_Brief 1_
Answer these questions from the passage on percussionist Steven Kroon:
(a) Whose vibraphone is credited with part of the group's radiant sound?
(b) What is the title of the recording named in the passage?
(c) What background does the passage give for Steven Kroon?

_Provided passage_
Steven Kroon’s bands have always been an exciting prospect. Lately his music has resembled a kind of sonic teeter-tooter. In the one hand the group’ sound has been informed by a radiant sound that came aglow because of Bryan Carrott’s vibraphone and Tim Ries’ piano and on the other end of the tilt there has been the authoritative rumble of Steven Kroon’s thunderous percussion, softened sometimes by Mr. Kroon’s angular muffled slap on his congas and the soft caress on a cymbal, or by the subtle hues created by the brushes of Vince Cherico on the expanse of skins. This exquisite balance has been the hallmark of Mr. Kroon’s music and it has brought in many admirers for his loose elegance that has, nevertheless, boasted a gentle swagger that has given Mr. Kroon’s music a gentlemanly wallop. This in turn has set Steven Kroon apart as a percussionist as well as a musician. His recording On the #1 is no exception.
This working band has also helped craft a lasting sound for Steven Kroon so much so that it can almost be picked out of the crowded Latin-Jazz “market,” which includes a rather large roster of fine bands. The reason for this is Mr. Kroon’s distinctive style. Mr. Kroon has definitely listened carefully to Tito Puente—(who hasn’t)—with keen ears and shrewd preparation for his own career as a percussionist. To call Mr. Kroon a “percussionist” might be limiting the term. Like some of the great percussion musicians—including Mæstre Marçal, Airto Moreira and Paulinho Da Costa (all Brasilians, for some reason), and Angá—Steven Kroon, a Puerto Rican by background employs his battery of percussion as it were one very large instrument. Add to that the fact that his hands are enormous brushes and when he uses them it is as if he were dipping them into a bottomless palette of paint. So varied are the colours that what results from the elaborate swishes and slaps and thumps is a range of colours that gives the music an enriched tone, elaborate hues and marvelous timbre. In this regard, Mr. Kroon truly stands apart like the aforementioned musicians. And this is a beautiful, rare thing.

_Materials provided_
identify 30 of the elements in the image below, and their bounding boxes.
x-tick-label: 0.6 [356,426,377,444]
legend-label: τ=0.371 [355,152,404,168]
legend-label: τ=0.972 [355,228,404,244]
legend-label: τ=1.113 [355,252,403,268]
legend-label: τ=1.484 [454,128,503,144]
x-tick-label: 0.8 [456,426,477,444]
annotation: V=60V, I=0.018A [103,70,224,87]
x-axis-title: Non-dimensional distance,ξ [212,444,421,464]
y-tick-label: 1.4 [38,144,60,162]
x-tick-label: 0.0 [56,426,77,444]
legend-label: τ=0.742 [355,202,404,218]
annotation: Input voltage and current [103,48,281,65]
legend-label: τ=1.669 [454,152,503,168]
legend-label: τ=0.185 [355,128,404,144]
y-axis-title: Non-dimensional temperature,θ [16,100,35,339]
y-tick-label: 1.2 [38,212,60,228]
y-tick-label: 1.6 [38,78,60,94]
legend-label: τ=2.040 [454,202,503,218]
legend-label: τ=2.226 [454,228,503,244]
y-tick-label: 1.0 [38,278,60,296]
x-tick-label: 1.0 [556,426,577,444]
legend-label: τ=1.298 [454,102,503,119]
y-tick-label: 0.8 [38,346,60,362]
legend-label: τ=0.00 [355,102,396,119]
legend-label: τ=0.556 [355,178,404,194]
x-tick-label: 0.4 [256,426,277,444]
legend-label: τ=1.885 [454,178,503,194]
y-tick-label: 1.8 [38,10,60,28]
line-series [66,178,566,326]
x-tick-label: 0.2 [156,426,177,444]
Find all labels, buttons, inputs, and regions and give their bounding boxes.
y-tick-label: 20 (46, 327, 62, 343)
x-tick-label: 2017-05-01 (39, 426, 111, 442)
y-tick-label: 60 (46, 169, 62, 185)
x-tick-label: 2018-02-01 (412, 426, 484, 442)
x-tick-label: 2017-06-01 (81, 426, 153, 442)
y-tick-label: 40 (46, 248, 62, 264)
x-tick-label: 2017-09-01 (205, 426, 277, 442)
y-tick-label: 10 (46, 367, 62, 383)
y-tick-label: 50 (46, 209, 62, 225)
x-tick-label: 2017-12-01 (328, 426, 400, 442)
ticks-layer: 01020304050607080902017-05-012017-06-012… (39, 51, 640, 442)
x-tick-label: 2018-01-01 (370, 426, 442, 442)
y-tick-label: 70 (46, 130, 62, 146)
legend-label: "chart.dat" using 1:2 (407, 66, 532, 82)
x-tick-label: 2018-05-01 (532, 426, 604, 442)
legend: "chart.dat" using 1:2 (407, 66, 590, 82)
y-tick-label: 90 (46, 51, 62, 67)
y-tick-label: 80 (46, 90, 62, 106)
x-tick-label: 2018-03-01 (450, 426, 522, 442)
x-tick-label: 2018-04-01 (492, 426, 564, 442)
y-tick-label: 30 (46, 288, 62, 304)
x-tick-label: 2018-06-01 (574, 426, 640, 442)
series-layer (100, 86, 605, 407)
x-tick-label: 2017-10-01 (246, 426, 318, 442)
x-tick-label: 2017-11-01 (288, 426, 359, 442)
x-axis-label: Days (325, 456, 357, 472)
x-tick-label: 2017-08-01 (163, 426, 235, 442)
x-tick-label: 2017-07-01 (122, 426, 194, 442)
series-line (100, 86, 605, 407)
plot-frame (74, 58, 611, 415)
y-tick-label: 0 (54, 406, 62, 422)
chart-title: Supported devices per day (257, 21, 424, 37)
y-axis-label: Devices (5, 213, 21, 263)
==
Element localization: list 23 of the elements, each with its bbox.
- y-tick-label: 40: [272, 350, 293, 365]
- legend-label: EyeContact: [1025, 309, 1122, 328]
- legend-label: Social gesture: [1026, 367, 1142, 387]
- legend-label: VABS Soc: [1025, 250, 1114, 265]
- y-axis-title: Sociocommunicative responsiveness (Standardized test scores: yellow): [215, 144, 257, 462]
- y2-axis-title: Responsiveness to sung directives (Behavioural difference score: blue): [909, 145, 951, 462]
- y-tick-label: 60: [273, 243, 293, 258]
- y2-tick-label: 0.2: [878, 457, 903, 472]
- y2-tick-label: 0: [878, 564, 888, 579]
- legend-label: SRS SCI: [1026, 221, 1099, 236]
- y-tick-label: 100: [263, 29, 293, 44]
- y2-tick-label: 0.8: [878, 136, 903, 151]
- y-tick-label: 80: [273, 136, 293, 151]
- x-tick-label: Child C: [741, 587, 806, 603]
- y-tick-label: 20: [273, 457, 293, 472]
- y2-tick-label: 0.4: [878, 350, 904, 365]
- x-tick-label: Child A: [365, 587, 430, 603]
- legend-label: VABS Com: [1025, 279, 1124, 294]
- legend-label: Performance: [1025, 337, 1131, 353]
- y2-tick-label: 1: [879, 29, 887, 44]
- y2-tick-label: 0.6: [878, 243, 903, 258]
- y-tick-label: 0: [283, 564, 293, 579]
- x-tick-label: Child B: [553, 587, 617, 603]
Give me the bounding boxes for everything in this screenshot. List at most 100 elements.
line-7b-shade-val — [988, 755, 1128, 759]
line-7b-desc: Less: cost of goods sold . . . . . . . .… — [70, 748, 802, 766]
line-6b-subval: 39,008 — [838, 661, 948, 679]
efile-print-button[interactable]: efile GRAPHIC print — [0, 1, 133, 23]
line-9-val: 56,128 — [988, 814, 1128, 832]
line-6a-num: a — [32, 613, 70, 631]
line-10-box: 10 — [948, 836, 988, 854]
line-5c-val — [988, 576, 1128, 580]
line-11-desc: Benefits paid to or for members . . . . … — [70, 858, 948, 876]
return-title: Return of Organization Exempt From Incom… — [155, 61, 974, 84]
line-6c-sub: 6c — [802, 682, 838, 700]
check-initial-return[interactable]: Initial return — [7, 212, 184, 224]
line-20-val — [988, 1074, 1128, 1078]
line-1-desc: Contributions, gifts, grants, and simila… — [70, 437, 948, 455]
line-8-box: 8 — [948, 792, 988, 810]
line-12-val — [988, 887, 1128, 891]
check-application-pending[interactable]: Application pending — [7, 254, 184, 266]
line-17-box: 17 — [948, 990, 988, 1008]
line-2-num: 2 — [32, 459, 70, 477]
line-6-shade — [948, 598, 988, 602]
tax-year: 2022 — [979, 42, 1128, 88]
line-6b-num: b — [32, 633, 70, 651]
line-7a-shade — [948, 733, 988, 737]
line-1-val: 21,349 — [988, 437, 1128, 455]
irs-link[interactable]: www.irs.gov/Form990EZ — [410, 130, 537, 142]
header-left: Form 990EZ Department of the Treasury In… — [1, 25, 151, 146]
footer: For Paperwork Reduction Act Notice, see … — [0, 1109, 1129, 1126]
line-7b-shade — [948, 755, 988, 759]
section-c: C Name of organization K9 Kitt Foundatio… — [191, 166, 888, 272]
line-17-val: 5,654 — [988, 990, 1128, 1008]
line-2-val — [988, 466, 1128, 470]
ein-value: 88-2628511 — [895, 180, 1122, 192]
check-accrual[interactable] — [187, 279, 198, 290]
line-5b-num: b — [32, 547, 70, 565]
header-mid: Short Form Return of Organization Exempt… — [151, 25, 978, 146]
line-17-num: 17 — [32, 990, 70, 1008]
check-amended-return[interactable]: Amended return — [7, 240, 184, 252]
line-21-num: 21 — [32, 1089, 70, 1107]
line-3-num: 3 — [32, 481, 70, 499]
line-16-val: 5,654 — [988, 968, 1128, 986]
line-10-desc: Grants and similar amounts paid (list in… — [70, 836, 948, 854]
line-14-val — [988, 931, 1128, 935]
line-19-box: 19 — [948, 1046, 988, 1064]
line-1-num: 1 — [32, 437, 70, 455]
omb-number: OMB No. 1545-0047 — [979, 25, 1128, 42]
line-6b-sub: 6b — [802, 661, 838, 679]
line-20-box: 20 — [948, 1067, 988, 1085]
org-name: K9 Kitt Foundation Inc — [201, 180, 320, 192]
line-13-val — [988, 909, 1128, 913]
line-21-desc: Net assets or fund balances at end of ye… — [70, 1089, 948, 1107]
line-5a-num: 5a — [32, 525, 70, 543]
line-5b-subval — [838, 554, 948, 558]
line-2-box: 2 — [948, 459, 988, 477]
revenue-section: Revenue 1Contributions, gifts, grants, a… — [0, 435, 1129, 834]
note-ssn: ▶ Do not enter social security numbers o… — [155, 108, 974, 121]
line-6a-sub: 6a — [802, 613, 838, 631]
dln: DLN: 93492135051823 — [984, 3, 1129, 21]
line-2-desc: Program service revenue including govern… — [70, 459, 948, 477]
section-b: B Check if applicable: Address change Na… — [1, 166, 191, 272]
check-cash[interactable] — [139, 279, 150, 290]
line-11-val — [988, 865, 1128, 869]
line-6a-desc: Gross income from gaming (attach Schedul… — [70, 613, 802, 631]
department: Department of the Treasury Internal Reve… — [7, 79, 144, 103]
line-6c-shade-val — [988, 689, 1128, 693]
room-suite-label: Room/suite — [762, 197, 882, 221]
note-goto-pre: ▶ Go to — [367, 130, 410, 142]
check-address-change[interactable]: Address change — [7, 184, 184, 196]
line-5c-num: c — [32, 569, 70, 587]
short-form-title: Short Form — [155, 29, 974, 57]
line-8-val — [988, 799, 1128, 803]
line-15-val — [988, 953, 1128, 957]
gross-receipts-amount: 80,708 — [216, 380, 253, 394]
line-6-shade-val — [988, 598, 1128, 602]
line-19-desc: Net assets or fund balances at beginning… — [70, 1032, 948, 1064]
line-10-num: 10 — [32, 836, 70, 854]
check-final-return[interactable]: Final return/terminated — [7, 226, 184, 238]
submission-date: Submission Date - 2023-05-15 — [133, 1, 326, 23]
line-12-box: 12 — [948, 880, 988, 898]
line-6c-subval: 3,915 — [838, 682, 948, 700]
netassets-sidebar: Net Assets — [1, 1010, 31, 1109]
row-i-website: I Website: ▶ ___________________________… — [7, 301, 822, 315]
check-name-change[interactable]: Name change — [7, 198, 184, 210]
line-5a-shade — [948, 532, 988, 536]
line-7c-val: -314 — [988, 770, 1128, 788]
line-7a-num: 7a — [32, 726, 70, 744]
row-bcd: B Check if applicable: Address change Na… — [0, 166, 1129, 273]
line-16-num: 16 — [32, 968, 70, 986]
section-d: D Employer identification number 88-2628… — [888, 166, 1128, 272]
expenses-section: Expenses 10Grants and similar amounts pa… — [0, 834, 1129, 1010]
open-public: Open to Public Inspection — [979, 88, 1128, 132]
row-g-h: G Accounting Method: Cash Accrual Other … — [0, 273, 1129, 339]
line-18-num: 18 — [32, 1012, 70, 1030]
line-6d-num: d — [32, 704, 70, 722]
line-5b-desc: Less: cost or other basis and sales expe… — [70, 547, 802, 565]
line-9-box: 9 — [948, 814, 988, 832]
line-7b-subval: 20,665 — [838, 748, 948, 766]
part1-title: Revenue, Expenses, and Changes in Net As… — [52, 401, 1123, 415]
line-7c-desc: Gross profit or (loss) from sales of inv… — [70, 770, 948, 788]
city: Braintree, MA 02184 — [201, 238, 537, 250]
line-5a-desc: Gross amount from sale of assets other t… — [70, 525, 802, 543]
==
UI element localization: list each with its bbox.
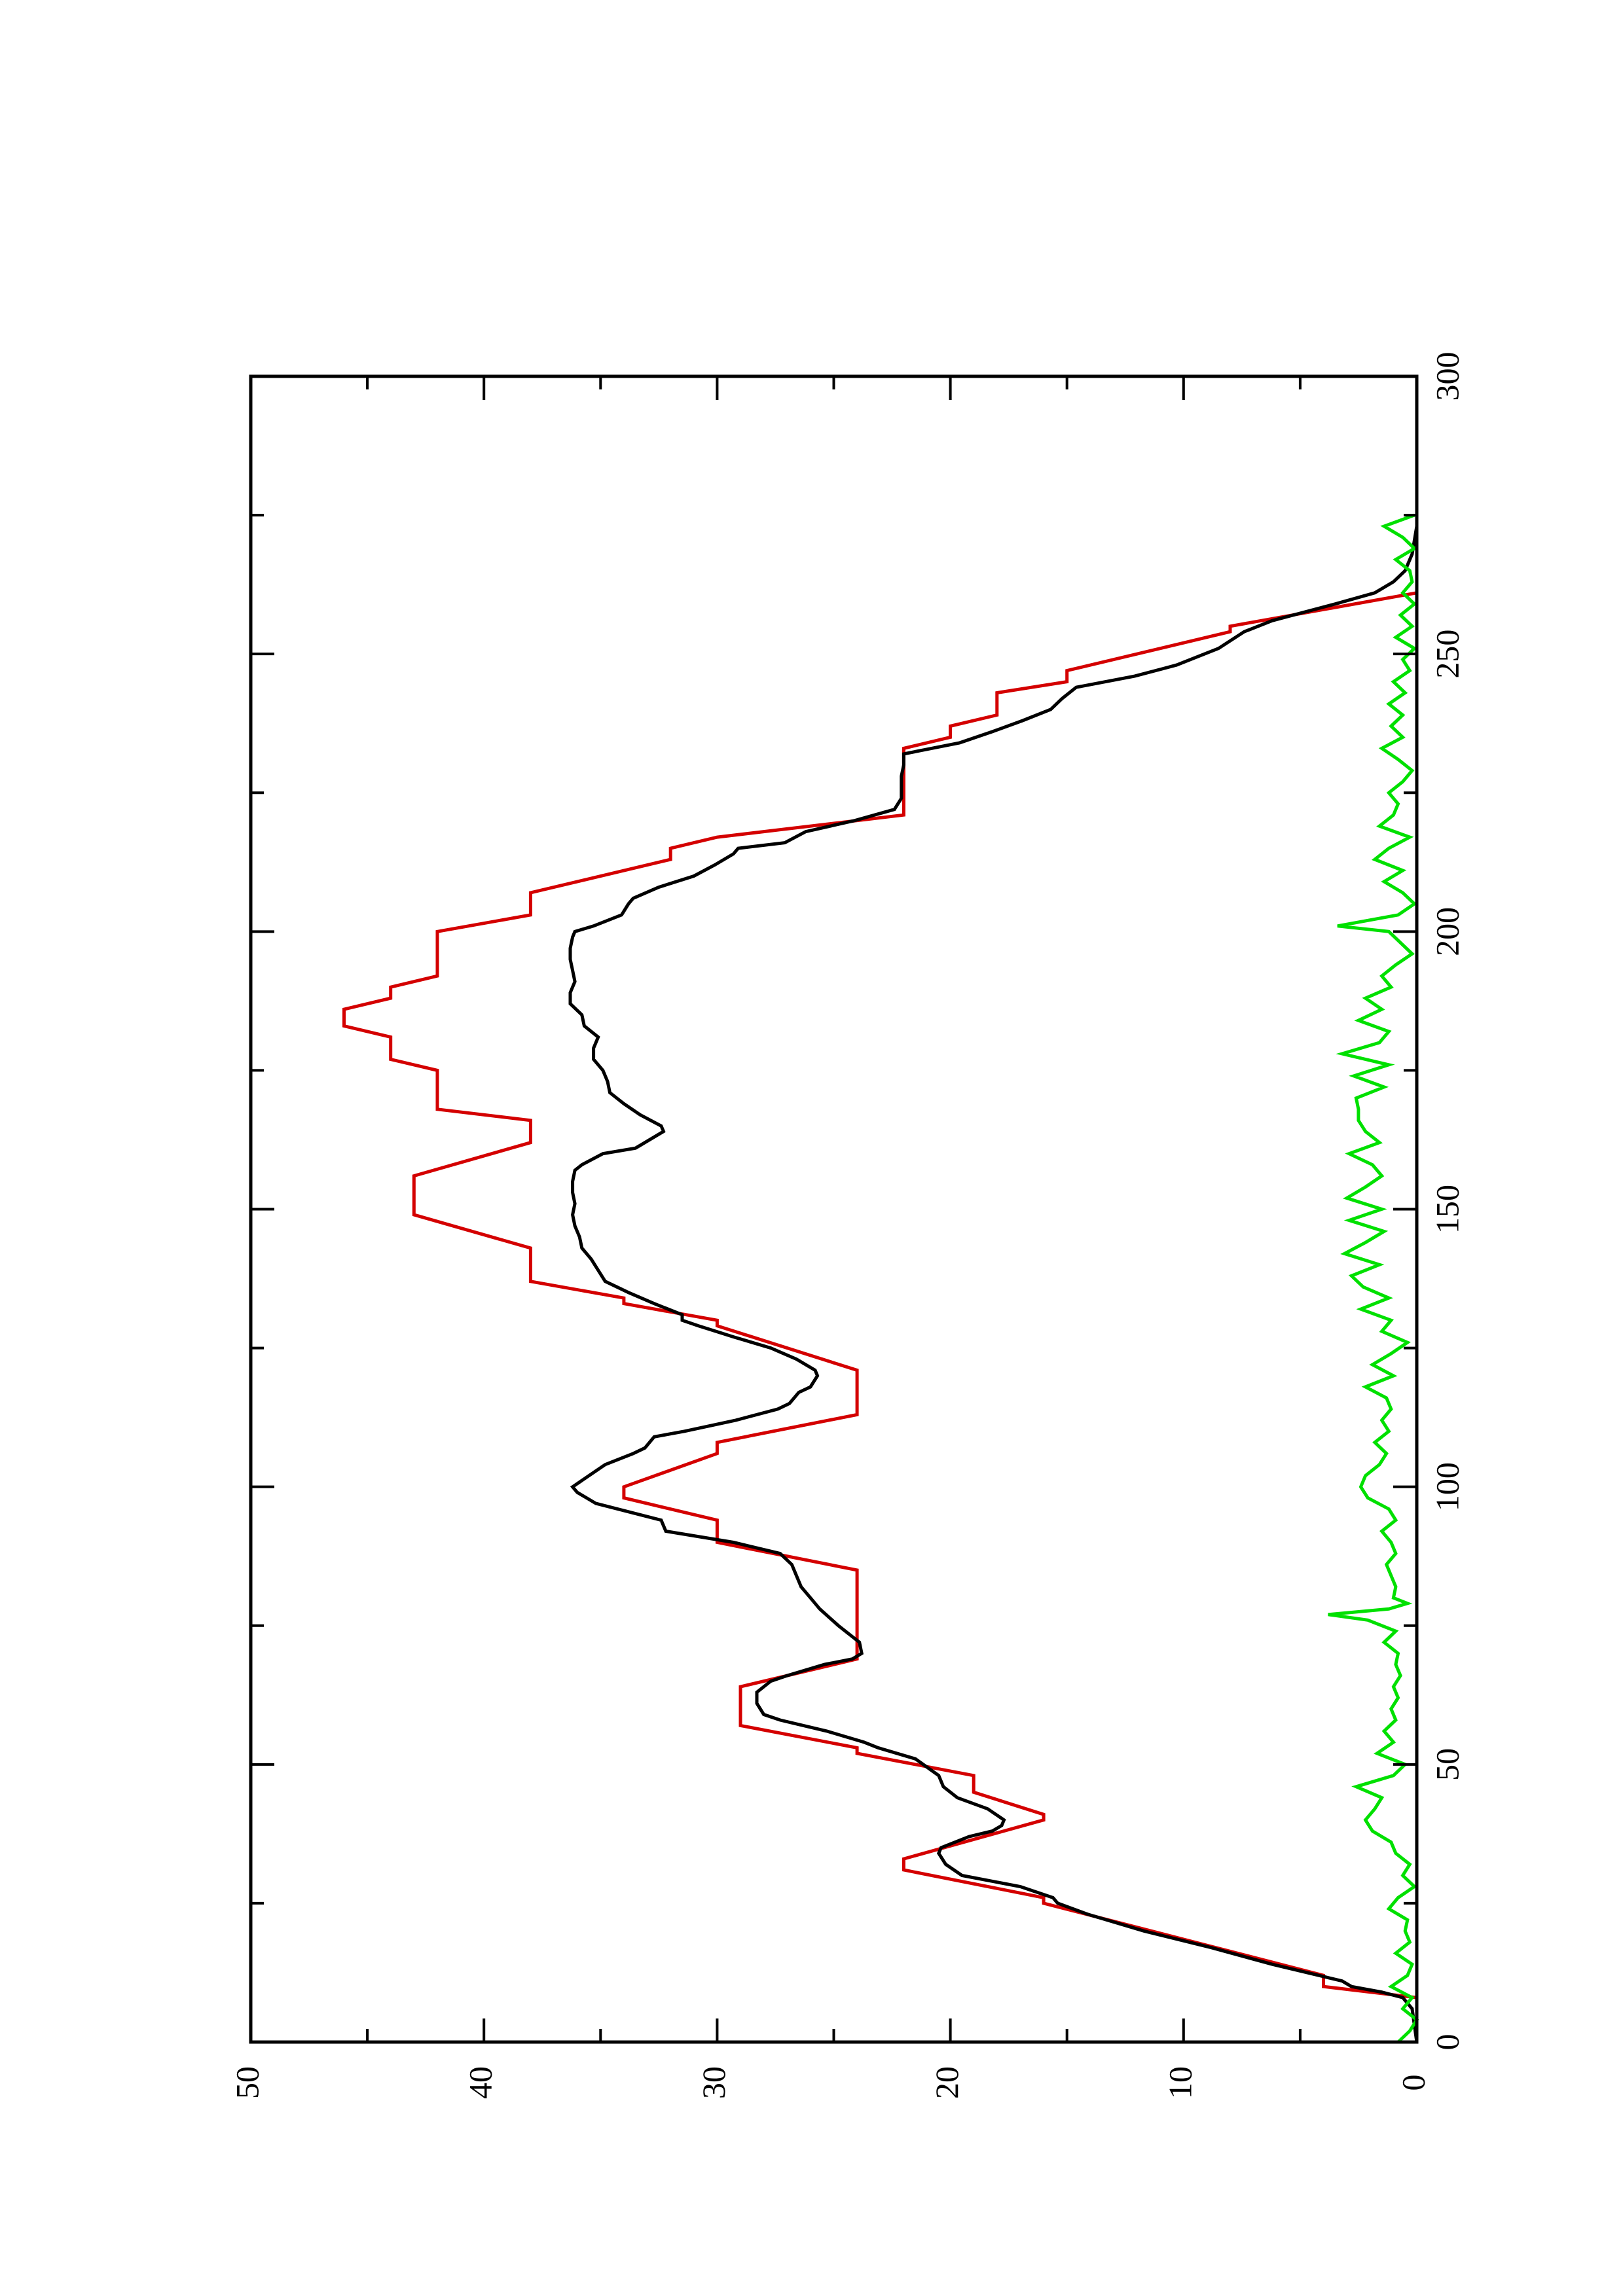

_Brief 2_
Reproduce the rows from the line holding "Give me the" through the line holding "line-11-desc: Benefits paid", inclusive.

_Correct response 1_
(a) Bryan Carrott's
(b) On the #1
(c) Puerto Rican

_Correct response 2_
Give me the bounding boxes for everything in this screenshot. List at most 100 elements.
line-7b-shade-val — [988, 755, 1128, 759]
line-7b-desc: Less: cost of goods sold . . . . . . . .… — [70, 748, 802, 766]
line-6b-subval: 39,008 — [838, 661, 948, 679]
efile-print-button[interactable]: efile GRAPHIC print — [0, 1, 133, 23]
line-9-val: 56,128 — [988, 814, 1128, 832]
line-6a-num: a — [32, 613, 70, 631]
line-10-box: 10 — [948, 836, 988, 854]
line-5c-val — [988, 576, 1128, 580]
line-11-desc: Benefits paid to or for members . . . . … — [70, 858, 948, 876]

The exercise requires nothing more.